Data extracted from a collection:
____
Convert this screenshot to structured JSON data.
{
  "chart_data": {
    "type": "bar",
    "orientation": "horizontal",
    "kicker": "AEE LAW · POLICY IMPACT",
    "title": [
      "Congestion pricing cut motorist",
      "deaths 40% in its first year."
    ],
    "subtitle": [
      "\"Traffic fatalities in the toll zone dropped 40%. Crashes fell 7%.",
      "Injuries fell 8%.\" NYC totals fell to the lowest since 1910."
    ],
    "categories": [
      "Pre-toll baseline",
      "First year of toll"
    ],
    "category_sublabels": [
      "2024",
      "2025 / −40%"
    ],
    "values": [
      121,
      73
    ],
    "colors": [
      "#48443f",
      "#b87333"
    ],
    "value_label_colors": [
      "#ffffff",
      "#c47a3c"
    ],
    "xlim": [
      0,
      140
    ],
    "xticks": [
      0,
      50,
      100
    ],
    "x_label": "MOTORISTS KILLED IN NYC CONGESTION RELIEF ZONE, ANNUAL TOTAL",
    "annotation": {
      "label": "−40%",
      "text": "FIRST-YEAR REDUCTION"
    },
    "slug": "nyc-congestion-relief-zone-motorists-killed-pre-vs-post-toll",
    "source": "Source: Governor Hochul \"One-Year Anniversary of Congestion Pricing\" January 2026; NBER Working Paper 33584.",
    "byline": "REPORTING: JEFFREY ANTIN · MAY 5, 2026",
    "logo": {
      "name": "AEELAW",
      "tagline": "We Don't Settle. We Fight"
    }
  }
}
____
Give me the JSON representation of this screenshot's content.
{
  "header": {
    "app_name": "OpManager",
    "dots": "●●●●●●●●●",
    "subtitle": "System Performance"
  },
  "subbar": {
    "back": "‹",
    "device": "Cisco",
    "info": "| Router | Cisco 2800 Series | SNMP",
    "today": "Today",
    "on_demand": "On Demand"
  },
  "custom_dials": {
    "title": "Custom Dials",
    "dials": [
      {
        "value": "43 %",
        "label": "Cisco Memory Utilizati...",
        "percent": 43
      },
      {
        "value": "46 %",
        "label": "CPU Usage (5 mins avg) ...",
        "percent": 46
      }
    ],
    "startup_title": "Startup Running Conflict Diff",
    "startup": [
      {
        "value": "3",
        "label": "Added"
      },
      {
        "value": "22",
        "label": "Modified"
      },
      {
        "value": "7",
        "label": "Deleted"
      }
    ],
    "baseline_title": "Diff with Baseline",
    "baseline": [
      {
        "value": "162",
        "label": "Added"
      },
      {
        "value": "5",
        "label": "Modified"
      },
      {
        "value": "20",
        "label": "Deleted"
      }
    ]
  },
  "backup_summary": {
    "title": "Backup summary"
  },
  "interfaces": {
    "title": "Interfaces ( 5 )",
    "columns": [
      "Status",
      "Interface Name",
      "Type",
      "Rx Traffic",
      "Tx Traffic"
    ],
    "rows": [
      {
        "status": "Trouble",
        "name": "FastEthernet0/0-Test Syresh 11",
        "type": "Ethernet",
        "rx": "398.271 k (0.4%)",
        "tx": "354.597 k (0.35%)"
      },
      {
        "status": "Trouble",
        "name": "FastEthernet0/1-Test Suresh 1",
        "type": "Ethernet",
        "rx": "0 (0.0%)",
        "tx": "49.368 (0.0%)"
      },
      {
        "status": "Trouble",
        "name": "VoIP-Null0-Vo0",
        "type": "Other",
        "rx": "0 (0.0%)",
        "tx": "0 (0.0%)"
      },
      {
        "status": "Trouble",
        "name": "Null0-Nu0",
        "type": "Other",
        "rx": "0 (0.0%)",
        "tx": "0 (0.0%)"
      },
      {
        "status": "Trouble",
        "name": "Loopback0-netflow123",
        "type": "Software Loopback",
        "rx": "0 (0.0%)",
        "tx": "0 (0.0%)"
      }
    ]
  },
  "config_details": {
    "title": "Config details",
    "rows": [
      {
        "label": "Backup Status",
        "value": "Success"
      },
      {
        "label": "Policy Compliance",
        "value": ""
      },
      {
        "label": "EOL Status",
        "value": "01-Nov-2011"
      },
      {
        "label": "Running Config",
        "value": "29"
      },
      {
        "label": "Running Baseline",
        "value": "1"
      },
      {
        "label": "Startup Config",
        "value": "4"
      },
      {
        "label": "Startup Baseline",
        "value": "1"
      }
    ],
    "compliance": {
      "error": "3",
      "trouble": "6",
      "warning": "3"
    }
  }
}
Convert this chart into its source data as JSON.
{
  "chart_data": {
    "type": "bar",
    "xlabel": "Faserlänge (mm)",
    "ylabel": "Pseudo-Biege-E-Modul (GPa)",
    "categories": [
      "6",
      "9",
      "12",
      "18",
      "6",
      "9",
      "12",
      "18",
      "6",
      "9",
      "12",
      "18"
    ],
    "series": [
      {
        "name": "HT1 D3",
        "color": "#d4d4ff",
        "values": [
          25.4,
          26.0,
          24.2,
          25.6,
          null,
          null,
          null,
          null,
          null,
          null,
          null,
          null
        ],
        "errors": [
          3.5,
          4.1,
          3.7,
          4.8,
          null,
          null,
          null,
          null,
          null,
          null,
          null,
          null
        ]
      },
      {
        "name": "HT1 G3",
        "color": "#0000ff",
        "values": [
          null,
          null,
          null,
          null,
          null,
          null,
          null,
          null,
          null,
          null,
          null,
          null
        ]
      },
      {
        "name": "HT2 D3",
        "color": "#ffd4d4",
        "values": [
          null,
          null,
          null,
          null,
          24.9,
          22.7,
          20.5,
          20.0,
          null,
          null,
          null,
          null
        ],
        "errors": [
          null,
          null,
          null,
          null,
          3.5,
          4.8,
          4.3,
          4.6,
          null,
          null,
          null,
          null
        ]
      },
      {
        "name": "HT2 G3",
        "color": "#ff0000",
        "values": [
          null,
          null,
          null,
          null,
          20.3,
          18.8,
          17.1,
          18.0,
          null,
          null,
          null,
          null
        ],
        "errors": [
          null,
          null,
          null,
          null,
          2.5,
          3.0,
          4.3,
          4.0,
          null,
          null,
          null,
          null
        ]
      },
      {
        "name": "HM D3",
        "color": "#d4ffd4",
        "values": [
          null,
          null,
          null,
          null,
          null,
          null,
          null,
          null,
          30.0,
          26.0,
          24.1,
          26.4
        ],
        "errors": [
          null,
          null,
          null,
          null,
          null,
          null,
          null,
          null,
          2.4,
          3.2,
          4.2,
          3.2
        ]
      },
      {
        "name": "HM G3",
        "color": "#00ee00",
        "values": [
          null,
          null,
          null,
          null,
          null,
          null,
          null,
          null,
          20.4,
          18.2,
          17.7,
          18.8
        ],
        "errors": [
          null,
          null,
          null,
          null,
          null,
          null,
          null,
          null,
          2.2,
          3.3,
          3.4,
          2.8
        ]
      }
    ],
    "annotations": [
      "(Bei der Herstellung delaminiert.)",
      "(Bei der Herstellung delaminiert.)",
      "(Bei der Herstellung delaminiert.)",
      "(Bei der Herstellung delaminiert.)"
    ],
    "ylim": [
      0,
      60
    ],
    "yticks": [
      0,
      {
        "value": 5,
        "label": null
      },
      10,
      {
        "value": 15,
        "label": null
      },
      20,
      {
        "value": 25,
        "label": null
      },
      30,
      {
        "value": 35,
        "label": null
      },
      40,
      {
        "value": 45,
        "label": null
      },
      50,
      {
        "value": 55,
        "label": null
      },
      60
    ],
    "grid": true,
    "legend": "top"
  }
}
____
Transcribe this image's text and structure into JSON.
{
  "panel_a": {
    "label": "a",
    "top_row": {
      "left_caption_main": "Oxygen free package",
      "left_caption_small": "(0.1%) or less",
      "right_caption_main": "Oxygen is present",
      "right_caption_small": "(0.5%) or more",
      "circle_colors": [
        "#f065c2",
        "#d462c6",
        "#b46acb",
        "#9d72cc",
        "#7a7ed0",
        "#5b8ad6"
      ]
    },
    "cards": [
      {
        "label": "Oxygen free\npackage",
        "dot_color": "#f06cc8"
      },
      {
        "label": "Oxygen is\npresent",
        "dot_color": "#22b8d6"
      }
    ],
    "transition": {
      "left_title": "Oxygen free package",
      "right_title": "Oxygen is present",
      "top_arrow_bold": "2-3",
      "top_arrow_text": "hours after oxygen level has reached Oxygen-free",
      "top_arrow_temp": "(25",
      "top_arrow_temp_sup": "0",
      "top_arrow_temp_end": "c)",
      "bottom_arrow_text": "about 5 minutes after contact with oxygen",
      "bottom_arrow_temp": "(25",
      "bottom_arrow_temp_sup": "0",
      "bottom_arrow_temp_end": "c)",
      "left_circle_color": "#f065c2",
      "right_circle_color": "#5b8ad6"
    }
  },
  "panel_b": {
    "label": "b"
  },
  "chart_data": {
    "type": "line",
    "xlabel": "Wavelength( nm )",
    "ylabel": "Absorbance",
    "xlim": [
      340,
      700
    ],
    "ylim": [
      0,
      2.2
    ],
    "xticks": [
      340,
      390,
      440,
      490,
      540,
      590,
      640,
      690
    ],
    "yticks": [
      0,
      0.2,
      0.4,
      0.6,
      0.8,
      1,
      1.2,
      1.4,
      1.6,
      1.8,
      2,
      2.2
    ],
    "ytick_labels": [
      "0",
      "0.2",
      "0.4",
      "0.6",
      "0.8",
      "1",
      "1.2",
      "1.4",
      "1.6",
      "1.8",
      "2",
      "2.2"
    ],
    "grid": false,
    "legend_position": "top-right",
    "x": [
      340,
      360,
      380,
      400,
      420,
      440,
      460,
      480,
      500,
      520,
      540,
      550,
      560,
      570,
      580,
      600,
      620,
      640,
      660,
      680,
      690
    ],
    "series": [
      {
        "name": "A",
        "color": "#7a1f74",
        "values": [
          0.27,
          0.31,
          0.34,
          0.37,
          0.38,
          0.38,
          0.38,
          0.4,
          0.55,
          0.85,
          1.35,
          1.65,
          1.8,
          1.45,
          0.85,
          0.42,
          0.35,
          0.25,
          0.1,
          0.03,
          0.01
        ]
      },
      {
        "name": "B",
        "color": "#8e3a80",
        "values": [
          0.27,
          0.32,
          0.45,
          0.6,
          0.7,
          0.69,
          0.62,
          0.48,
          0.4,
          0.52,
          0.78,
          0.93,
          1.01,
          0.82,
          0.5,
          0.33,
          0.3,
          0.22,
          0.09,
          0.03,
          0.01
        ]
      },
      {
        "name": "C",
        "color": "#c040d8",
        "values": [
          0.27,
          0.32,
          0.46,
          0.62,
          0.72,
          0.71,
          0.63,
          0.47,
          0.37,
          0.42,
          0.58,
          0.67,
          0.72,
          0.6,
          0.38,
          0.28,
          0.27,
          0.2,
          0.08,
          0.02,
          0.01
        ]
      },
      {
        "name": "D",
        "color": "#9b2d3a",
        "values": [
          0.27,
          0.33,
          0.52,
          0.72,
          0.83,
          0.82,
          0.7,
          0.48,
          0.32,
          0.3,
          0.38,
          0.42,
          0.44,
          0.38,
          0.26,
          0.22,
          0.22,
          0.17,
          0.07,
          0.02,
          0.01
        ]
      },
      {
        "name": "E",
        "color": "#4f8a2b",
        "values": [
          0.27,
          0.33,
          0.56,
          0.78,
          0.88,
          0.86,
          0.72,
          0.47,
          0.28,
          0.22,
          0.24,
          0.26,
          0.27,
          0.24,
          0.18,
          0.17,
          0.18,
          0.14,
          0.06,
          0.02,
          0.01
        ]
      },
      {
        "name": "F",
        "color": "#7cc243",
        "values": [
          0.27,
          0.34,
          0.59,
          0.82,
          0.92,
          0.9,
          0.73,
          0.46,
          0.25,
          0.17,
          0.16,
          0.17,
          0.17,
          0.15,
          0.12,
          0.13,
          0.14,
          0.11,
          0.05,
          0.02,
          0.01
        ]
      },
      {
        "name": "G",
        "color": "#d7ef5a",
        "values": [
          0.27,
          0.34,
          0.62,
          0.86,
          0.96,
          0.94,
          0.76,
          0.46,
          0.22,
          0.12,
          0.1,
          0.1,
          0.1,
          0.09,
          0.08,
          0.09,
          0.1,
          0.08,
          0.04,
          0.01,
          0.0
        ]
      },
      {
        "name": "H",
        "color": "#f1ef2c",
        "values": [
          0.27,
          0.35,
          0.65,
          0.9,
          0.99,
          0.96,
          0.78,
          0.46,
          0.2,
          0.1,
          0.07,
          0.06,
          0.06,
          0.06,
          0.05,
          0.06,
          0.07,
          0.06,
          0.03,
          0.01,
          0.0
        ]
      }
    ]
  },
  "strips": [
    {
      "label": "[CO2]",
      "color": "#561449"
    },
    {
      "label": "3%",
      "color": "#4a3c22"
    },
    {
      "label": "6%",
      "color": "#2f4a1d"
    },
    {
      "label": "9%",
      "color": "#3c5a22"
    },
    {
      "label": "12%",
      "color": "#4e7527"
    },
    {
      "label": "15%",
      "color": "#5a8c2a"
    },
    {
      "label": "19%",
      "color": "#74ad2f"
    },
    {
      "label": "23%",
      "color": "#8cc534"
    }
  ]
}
____
● DO THIS
Copy out each line in the listing that has the word "subtitle".

● RESULT BELOW
    "subtitle": [
    "subtitle": "System Performance"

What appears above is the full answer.